Work to be completed:
Every record must be written out once more, with nothing added or omitted.

━━ Task material ━━

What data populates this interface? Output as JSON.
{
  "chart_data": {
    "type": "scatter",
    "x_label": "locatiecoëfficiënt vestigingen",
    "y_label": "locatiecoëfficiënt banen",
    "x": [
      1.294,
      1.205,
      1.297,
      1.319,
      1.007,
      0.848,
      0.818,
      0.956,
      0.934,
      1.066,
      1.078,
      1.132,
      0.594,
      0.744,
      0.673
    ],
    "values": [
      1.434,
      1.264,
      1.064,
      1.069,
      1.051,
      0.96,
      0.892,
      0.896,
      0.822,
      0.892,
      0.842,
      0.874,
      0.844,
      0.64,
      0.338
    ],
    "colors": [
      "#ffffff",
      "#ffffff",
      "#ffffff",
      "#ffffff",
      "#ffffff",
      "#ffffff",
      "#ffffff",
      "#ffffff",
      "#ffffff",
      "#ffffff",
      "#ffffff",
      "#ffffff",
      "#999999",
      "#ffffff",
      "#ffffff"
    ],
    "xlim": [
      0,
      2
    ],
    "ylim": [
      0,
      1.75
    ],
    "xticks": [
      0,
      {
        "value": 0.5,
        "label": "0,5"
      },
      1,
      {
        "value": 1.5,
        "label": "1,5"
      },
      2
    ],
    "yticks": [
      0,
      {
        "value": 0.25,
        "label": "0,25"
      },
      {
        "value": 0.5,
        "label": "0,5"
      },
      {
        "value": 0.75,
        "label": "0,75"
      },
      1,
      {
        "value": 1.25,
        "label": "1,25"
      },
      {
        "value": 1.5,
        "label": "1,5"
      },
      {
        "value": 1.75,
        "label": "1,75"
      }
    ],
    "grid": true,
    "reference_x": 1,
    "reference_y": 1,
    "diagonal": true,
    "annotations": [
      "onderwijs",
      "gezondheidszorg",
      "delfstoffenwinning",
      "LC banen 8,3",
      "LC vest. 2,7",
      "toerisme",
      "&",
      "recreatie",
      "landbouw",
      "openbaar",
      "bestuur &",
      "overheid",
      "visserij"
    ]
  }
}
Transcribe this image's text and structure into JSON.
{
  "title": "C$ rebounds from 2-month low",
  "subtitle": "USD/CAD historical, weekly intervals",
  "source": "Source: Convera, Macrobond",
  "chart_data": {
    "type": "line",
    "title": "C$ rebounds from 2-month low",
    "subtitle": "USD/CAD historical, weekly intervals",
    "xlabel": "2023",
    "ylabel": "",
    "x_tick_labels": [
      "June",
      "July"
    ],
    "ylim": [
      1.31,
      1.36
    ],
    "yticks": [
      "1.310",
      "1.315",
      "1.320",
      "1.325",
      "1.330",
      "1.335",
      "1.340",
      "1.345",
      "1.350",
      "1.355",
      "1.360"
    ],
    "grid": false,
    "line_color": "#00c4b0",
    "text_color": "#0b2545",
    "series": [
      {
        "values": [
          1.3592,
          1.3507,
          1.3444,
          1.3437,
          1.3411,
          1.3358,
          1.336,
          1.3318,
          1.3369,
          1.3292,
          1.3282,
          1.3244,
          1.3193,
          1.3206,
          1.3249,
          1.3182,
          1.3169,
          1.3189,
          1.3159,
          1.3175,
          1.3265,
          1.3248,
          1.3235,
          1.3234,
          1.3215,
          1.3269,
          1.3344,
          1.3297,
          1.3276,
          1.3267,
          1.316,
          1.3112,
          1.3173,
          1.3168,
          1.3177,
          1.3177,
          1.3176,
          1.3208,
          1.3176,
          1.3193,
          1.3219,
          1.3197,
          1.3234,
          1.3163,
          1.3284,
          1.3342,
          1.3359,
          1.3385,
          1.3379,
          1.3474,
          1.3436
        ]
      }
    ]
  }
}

━━━

Reply to the exercise:
What data populates this interface? Output as JSON.
{
  "chart_data": {
    "type": "scatter",
    "x_label": "locatiecoëfficiënt vestigingen",
    "y_label": "locatiecoëfficiënt banen",
    "x": [
      1.294,
      1.205,
      1.297,
      1.319,
      1.007,
      0.848,
      0.818,
      0.956,
      0.934,
      1.066,
      1.078,
      1.132,
      0.594,
      0.744,
      0.673
    ],
    "values": [
      1.434,
      1.264,
      1.064,
      1.069,
      1.051,
      0.96,
      0.892,
      0.896,
      0.822,
      0.892,
      0.842,
      0.874,
      0.844,
      0.64,
      0.338
    ],
    "colors": [
      "#ffffff",
      "#ffffff",
      "#ffffff",
      "#ffffff",
      "#ffffff",
      "#ffffff",
      "#ffffff",
      "#ffffff",
      "#ffffff",
      "#ffffff",
      "#ffffff",
      "#ffffff",
      "#999999",
      "#ffffff",
      "#ffffff"
    ],
    "xlim": [
      0,
      2
    ],
    "ylim": [
      0,
      1.75
    ],
    "xticks": [
      0,
      {
        "value": 0.5,
        "label": "0,5"
      },
      1,
      {
        "value": 1.5,
        "label": "1,5"
      },
      2
    ],
    "yticks": [
      0,
      {
        "value": 0.25,
        "label": "0,25"
      },
      {
        "value": 0.5,
        "label": "0,5"
      },
      {
        "value": 0.75,
        "label": "0,75"
      },
      1,
      {
        "value": 1.25,
        "label": "1,25"
      },
      {
        "value": 1.5,
        "label": "1,5"
      },
      {
        "value": 1.75,
        "label": "1,75"
      }
    ],
    "grid": true,
    "reference_x": 1,
    "reference_y": 1,
    "diagonal": true,
    "annotations": [
      "onderwijs",
      "gezondheidszorg",
      "delfstoffenwinning",
      "LC banen 8,3",
      "LC vest. 2,7",
      "toerisme",
      "&",
      "recreatie",
      "landbouw",
      "openbaar",
      "bestuur &",
      "overheid",
      "visserij"
    ]
  }
}
Transcribe this image's text and structure into JSON.
{
  "title": "C$ rebounds from 2-month low",
  "subtitle": "USD/CAD historical, weekly intervals",
  "source": "Source: Convera, Macrobond",
  "chart_data": {
    "type": "line",
    "title": "C$ rebounds from 2-month low",
    "subtitle": "USD/CAD historical, weekly intervals",
    "xlabel": "2023",
    "ylabel": "",
    "x_tick_labels": [
      "June",
      "July"
    ],
    "ylim": [
      1.31,
      1.36
    ],
    "yticks": [
      "1.310",
      "1.315",
      "1.320",
      "1.325",
      "1.330",
      "1.335",
      "1.340",
      "1.345",
      "1.350",
      "1.355",
      "1.360"
    ],
    "grid": false,
    "line_color": "#00c4b0",
    "text_color": "#0b2545",
    "series": [
      {
        "values": [
          1.3592,
          1.3507,
          1.3444,
          1.3437,
          1.3411,
          1.3358,
          1.336,
          1.3318,
          1.3369,
          1.3292,
          1.3282,
          1.3244,
          1.3193,
          1.3206,
          1.3249,
          1.3182,
          1.3169,
          1.3189,
          1.3159,
          1.3175,
          1.3265,
          1.3248,
          1.3235,
          1.3234,
          1.3215,
          1.3269,
          1.3344,
          1.3297,
          1.3276,
          1.3267,
          1.316,
          1.3112,
          1.3173,
          1.3168,
          1.3177,
          1.3177,
          1.3176,
          1.3208,
          1.3176,
          1.3193,
          1.3219,
          1.3197,
          1.3234,
          1.3163,
          1.3284,
          1.3342,
          1.3359,
          1.3385,
          1.3379,
          1.3474,
          1.3436
        ]
      }
    ]
  }
}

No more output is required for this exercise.